### Problem details:
Restate the whole of the material. Keep every word, and drop the pictures.
--- start of Data provided ---
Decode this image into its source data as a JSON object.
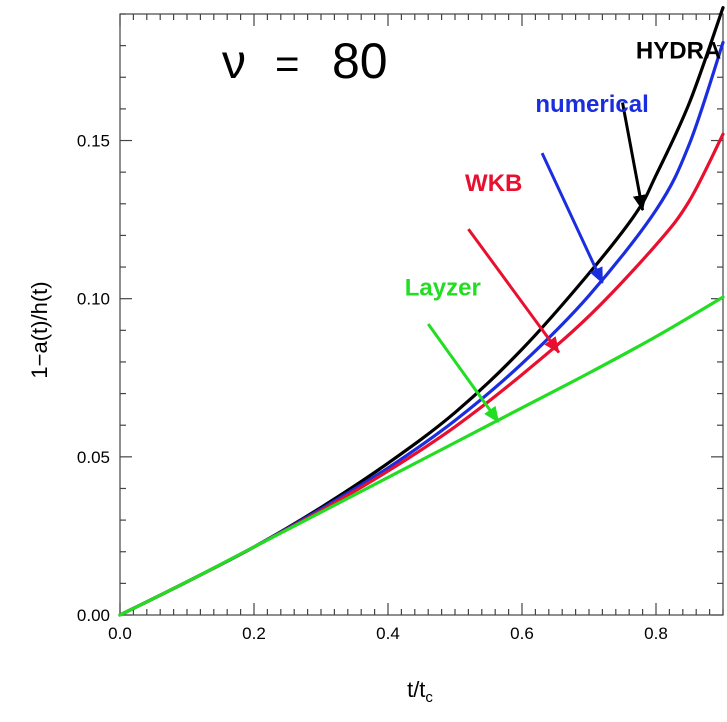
{
  "chart_data": {
    "type": "line",
    "xlabel": "t/t",
    "xlabel_subscript": "c",
    "ylabel": "1−a(t)/h(t)",
    "xlim": [
      0.0,
      0.9
    ],
    "ylim": [
      0.0,
      0.19
    ],
    "x_ticks": [
      "0.0",
      "0.2",
      "0.4",
      "0.6",
      "0.8"
    ],
    "y_ticks": [
      "0.00",
      "0.05",
      "0.10",
      "0.15"
    ],
    "grid": false,
    "legend": "none",
    "annotation": {
      "symbol": "ν",
      "equals": "=",
      "value": "80"
    },
    "series": [
      {
        "name": "HYDRA",
        "color": "#000000",
        "x": [
          0.0,
          0.1,
          0.2,
          0.3,
          0.4,
          0.5,
          0.6,
          0.7,
          0.77,
          0.8,
          0.85,
          0.9
        ],
        "y": [
          0.0,
          0.0105,
          0.0215,
          0.034,
          0.048,
          0.064,
          0.084,
          0.108,
          0.127,
          0.139,
          0.162,
          0.192
        ]
      },
      {
        "name": "numerical",
        "color": "#1a2ee0",
        "x": [
          0.0,
          0.1,
          0.2,
          0.3,
          0.4,
          0.5,
          0.6,
          0.7,
          0.8,
          0.85,
          0.9
        ],
        "y": [
          0.0,
          0.0105,
          0.0215,
          0.0335,
          0.0465,
          0.0615,
          0.0795,
          0.101,
          0.128,
          0.149,
          0.181
        ]
      },
      {
        "name": "WKB",
        "color": "#e8102e",
        "x": [
          0.0,
          0.1,
          0.2,
          0.3,
          0.4,
          0.5,
          0.6,
          0.7,
          0.8,
          0.85,
          0.9
        ],
        "y": [
          0.0,
          0.0105,
          0.0215,
          0.033,
          0.0455,
          0.0595,
          0.076,
          0.0945,
          0.117,
          0.131,
          0.152
        ]
      },
      {
        "name": "Layzer",
        "color": "#22dd22",
        "x": [
          0.0,
          0.1,
          0.2,
          0.3,
          0.4,
          0.5,
          0.6,
          0.7,
          0.8,
          0.9
        ],
        "y": [
          0.0,
          0.0105,
          0.0215,
          0.0325,
          0.0435,
          0.0545,
          0.0655,
          0.0765,
          0.088,
          0.1005
        ]
      }
    ],
    "labels": [
      {
        "text": "HYDRA",
        "color": "#000000",
        "series": 0,
        "label_at": [
          0.77,
          0.176
        ],
        "arrow_from": [
          0.75,
          0.162
        ],
        "arrow_to": [
          0.78,
          0.128
        ]
      },
      {
        "text": "numerical",
        "color": "#1a2ee0",
        "series": 1,
        "label_at": [
          0.62,
          0.159
        ],
        "arrow_from": [
          0.63,
          0.146
        ],
        "arrow_to": [
          0.72,
          0.105
        ]
      },
      {
        "text": "WKB",
        "color": "#e8102e",
        "series": 2,
        "label_at": [
          0.515,
          0.134
        ],
        "arrow_from": [
          0.52,
          0.122
        ],
        "arrow_to": [
          0.655,
          0.083
        ]
      },
      {
        "text": "Layzer",
        "color": "#22dd22",
        "series": 3,
        "label_at": [
          0.425,
          0.101
        ],
        "arrow_from": [
          0.46,
          0.092
        ],
        "arrow_to": [
          0.565,
          0.061
        ]
      }
    ]
  }
}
--- end of Data provided ---
### Solution:
Decode this image into its source data as a JSON object.
{
  "chart_data": {
    "type": "line",
    "xlabel": "t/t",
    "xlabel_subscript": "c",
    "ylabel": "1−a(t)/h(t)",
    "xlim": [
      0.0,
      0.9
    ],
    "ylim": [
      0.0,
      0.19
    ],
    "x_ticks": [
      "0.0",
      "0.2",
      "0.4",
      "0.6",
      "0.8"
    ],
    "y_ticks": [
      "0.00",
      "0.05",
      "0.10",
      "0.15"
    ],
    "grid": false,
    "legend": "none",
    "annotation": {
      "symbol": "ν",
      "equals": "=",
      "value": "80"
    },
    "series": [
      {
        "name": "HYDRA",
        "color": "#000000",
        "x": [
          0.0,
          0.1,
          0.2,
          0.3,
          0.4,
          0.5,
          0.6,
          0.7,
          0.77,
          0.8,
          0.85,
          0.9
        ],
        "y": [
          0.0,
          0.0105,
          0.0215,
          0.034,
          0.048,
          0.064,
          0.084,
          0.108,
          0.127,
          0.139,
          0.162,
          0.192
        ]
      },
      {
        "name": "numerical",
        "color": "#1a2ee0",
        "x": [
          0.0,
          0.1,
          0.2,
          0.3,
          0.4,
          0.5,
          0.6,
          0.7,
          0.8,
          0.85,
          0.9
        ],
        "y": [
          0.0,
          0.0105,
          0.0215,
          0.0335,
          0.0465,
          0.0615,
          0.0795,
          0.101,
          0.128,
          0.149,
          0.181
        ]
      },
      {
        "name": "WKB",
        "color": "#e8102e",
        "x": [
          0.0,
          0.1,
          0.2,
          0.3,
          0.4,
          0.5,
          0.6,
          0.7,
          0.8,
          0.85,
          0.9
        ],
        "y": [
          0.0,
          0.0105,
          0.0215,
          0.033,
          0.0455,
          0.0595,
          0.076,
          0.0945,
          0.117,
          0.131,
          0.152
        ]
      },
      {
        "name": "Layzer",
        "color": "#22dd22",
        "x": [
          0.0,
          0.1,
          0.2,
          0.3,
          0.4,
          0.5,
          0.6,
          0.7,
          0.8,
          0.9
        ],
        "y": [
          0.0,
          0.0105,
          0.0215,
          0.0325,
          0.0435,
          0.0545,
          0.0655,
          0.0765,
          0.088,
          0.1005
        ]
      }
    ],
    "labels": [
      {
        "text": "HYDRA",
        "color": "#000000",
        "series": 0,
        "label_at": [
          0.77,
          0.176
        ],
        "arrow_from": [
          0.75,
          0.162
        ],
        "arrow_to": [
          0.78,
          0.128
        ]
      },
      {
        "text": "numerical",
        "color": "#1a2ee0",
        "series": 1,
        "label_at": [
          0.62,
          0.159
        ],
        "arrow_from": [
          0.63,
          0.146
        ],
        "arrow_to": [
          0.72,
          0.105
        ]
      },
      {
        "text": "WKB",
        "color": "#e8102e",
        "series": 2,
        "label_at": [
          0.515,
          0.134
        ],
        "arrow_from": [
          0.52,
          0.122
        ],
        "arrow_to": [
          0.655,
          0.083
        ]
      },
      {
        "text": "Layzer",
        "color": "#22dd22",
        "series": 3,
        "label_at": [
          0.425,
          0.101
        ],
        "arrow_from": [
          0.46,
          0.092
        ],
        "arrow_to": [
          0.565,
          0.061
        ]
      }
    ]
  }
}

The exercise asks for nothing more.